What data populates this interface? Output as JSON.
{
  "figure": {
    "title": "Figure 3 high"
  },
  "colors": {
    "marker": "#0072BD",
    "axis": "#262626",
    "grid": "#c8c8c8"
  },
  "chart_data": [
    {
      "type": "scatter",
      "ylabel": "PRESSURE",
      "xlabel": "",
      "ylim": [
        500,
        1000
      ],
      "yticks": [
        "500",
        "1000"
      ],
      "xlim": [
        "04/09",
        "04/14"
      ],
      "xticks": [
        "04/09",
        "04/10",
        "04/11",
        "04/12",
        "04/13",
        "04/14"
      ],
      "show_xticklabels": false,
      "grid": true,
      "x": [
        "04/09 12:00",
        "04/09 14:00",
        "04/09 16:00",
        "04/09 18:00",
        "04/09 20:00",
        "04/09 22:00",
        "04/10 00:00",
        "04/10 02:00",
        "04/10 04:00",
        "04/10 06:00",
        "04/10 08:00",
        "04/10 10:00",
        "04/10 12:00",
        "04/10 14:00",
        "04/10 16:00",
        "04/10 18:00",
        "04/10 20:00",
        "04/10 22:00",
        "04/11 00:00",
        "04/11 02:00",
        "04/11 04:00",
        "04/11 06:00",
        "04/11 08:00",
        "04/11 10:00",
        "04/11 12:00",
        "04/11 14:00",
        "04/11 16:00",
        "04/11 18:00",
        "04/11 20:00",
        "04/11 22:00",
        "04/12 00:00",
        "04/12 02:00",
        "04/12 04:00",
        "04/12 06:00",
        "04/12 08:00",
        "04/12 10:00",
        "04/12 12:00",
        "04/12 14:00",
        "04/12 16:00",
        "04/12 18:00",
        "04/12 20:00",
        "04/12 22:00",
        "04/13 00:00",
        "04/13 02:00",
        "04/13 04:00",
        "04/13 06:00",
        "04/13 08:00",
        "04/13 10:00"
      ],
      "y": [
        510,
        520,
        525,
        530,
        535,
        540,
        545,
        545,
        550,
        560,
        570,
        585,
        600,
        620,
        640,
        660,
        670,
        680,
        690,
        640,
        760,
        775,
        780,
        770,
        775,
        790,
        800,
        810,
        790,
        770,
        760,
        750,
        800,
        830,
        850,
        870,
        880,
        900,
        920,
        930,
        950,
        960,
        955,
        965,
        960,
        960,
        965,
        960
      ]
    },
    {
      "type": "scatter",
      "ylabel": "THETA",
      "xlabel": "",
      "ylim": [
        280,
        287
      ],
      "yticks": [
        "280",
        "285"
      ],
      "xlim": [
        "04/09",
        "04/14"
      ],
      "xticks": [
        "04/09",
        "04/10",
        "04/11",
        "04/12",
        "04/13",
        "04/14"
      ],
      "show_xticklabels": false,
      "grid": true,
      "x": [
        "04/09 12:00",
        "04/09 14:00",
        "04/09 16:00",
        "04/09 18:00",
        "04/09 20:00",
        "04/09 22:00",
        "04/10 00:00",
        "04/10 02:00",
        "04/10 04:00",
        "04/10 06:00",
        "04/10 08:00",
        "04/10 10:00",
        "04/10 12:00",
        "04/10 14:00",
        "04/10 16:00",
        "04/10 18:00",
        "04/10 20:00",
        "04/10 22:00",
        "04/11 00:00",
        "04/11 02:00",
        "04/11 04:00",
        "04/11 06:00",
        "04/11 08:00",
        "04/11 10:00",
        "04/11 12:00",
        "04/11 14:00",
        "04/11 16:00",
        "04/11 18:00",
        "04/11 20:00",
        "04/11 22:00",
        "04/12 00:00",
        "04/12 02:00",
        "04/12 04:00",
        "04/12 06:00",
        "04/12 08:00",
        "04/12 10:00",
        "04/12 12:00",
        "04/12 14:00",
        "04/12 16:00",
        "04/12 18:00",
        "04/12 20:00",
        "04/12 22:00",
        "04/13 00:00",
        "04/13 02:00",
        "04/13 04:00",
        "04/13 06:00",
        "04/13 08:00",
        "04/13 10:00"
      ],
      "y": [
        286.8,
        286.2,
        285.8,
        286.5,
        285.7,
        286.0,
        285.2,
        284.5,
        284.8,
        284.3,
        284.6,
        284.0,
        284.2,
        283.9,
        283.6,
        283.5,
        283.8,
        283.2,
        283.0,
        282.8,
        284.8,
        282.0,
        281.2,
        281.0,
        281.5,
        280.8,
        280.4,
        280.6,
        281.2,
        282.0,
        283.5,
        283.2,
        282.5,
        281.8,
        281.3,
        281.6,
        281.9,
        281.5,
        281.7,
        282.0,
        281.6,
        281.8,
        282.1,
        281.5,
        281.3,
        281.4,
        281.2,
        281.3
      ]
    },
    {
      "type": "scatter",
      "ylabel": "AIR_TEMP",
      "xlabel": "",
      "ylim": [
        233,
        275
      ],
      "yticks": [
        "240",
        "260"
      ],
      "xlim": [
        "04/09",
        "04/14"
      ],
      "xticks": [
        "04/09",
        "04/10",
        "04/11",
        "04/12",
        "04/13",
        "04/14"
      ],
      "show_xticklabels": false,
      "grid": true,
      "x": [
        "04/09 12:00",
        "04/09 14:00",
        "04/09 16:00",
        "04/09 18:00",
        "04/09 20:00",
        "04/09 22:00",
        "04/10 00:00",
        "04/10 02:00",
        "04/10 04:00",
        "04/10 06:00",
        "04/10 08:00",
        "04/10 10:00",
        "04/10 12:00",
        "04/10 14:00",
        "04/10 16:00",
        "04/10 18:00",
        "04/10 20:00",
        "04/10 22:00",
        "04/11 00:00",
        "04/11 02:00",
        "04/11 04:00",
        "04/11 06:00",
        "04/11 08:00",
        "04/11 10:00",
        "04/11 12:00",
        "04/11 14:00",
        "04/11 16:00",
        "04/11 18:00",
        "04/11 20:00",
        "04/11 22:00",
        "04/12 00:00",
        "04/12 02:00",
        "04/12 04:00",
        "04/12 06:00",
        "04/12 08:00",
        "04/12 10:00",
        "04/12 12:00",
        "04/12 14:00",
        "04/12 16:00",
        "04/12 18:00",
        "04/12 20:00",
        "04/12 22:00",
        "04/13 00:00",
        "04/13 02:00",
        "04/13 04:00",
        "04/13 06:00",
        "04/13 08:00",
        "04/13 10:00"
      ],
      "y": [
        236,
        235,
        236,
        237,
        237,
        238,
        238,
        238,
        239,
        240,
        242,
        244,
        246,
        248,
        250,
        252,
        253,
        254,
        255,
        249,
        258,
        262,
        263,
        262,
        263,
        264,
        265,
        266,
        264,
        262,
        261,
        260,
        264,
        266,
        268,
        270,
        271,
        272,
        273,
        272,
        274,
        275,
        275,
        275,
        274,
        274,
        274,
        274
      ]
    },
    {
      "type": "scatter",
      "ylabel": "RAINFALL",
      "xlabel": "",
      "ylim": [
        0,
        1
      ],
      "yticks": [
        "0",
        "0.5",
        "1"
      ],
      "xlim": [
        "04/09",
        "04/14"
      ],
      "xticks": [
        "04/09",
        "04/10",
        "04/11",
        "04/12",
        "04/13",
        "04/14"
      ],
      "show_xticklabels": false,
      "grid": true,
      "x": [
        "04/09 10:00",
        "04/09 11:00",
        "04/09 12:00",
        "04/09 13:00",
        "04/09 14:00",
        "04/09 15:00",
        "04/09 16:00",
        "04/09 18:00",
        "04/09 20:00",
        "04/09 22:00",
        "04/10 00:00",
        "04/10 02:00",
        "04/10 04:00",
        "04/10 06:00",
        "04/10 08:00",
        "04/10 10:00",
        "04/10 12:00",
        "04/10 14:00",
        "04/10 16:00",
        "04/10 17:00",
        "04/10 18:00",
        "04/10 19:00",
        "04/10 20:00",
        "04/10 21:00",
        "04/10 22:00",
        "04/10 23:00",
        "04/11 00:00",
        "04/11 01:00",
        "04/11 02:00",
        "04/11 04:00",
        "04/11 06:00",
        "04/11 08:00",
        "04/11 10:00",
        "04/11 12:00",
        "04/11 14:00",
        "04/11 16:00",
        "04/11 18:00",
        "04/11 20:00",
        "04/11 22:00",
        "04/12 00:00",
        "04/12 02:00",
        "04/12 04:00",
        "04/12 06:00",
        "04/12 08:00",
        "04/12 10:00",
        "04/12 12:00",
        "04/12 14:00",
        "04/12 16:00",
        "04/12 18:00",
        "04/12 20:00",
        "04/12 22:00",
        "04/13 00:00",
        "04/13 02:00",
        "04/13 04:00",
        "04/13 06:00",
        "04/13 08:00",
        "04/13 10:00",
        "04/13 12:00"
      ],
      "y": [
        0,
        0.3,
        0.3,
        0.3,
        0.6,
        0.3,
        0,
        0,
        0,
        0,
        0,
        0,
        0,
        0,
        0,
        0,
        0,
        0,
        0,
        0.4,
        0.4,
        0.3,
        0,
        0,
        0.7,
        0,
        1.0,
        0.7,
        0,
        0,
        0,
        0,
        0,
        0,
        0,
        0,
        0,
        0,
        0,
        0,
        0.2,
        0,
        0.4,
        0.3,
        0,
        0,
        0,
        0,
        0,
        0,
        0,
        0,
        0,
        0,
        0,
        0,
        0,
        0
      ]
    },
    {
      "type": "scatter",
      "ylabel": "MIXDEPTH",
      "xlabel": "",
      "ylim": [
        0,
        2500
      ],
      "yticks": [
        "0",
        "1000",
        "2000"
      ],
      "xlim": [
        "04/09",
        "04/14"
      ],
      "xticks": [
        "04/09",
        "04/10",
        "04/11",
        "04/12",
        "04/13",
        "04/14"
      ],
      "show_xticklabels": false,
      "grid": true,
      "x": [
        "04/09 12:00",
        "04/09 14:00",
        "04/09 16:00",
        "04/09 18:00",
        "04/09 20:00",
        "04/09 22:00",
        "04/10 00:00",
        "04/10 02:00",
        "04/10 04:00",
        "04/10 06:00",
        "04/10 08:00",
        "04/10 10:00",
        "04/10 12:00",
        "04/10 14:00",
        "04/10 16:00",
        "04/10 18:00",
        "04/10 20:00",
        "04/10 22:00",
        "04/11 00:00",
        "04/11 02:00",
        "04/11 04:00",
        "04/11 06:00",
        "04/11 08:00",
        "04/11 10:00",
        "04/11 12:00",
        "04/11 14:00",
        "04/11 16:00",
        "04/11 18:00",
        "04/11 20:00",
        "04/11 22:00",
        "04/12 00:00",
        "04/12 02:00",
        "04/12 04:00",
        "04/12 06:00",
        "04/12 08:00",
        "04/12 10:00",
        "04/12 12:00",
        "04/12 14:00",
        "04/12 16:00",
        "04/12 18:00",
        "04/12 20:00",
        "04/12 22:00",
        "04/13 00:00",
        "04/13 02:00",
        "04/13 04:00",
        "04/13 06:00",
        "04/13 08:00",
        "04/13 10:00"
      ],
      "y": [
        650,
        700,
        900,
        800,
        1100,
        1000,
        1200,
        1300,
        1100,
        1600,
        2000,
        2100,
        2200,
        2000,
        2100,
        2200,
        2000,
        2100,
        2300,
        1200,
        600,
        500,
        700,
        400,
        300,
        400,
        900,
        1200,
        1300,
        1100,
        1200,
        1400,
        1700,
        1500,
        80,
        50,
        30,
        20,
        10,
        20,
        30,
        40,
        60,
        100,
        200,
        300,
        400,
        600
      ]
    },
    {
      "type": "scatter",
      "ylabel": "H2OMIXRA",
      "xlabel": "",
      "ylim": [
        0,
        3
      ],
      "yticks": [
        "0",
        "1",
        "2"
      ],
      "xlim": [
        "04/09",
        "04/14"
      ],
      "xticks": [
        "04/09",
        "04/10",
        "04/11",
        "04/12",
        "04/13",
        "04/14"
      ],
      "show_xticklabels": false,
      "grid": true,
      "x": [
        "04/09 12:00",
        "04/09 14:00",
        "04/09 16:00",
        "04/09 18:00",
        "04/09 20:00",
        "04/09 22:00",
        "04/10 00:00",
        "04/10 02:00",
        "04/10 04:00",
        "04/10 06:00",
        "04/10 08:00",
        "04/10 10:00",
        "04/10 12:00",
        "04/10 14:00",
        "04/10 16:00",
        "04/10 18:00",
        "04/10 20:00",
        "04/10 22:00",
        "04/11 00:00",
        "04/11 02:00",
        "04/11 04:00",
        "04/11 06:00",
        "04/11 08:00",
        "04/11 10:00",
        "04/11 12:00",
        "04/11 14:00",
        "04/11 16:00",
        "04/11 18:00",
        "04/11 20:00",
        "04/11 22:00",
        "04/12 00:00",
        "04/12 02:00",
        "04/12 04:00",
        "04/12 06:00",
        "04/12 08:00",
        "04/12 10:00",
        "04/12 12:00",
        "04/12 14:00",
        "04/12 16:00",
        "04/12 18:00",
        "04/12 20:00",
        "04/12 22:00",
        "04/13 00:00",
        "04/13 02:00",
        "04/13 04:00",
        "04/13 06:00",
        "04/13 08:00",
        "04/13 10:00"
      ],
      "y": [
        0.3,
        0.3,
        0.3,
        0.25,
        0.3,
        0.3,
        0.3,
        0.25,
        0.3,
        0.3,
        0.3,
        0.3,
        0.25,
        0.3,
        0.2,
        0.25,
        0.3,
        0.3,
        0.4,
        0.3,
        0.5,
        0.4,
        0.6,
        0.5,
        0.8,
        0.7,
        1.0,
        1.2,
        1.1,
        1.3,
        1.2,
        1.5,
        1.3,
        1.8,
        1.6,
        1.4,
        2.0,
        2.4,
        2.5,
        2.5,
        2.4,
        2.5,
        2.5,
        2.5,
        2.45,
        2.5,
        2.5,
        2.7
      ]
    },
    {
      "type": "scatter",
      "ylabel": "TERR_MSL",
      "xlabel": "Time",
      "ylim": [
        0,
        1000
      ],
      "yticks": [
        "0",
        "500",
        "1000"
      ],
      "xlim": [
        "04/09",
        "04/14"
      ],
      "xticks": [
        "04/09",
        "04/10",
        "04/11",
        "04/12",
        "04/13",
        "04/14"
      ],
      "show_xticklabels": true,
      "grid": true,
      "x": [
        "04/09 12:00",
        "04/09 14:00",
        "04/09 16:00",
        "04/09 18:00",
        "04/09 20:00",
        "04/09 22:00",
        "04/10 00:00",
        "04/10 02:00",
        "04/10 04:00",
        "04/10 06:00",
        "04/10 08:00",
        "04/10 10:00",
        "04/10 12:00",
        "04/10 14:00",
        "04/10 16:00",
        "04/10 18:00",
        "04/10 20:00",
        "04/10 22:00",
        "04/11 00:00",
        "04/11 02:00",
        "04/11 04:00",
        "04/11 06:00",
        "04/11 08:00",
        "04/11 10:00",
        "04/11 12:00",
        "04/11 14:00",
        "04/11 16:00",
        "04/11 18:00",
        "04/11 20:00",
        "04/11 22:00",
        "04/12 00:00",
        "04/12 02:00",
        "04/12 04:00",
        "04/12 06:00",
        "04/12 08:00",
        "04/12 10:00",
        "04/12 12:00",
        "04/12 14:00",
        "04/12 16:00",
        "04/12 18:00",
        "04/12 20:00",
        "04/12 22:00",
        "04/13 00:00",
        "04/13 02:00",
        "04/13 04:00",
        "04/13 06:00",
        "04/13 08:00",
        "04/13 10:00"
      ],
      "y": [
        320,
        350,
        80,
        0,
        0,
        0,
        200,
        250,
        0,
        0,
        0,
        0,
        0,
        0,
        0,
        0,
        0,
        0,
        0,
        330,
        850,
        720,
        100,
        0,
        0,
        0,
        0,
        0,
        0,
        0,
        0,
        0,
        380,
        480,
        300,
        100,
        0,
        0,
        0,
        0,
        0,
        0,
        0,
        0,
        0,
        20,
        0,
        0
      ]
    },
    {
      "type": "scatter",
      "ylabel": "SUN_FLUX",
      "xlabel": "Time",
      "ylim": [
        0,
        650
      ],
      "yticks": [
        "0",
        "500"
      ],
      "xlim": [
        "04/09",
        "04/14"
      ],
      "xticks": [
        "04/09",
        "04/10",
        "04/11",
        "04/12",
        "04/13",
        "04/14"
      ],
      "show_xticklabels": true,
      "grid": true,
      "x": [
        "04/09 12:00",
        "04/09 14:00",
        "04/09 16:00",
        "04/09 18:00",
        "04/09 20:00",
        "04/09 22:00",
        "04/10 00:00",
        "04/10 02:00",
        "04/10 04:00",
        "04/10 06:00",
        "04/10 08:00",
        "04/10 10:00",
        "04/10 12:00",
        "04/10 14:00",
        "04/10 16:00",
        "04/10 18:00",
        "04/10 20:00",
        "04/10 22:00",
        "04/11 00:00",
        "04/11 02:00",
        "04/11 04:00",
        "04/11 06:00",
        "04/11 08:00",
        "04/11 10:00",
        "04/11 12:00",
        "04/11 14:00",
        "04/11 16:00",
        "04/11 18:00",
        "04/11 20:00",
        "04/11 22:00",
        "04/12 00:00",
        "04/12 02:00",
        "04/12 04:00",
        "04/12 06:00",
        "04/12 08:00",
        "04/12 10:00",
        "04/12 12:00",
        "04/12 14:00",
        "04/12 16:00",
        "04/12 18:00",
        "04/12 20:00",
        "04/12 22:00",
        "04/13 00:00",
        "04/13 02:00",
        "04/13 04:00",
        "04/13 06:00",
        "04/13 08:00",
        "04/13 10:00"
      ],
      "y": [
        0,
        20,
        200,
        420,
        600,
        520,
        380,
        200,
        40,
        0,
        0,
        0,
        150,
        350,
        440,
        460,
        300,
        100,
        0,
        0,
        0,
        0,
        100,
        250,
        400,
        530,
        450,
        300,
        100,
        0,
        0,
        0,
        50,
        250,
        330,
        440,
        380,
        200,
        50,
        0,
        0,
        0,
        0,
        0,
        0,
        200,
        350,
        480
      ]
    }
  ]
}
###
* _AIM_
Going through the entries above line by line, work out how many lines include the word "ylabel". Only the number is required.

* _WRITTEN SOLUTION_
8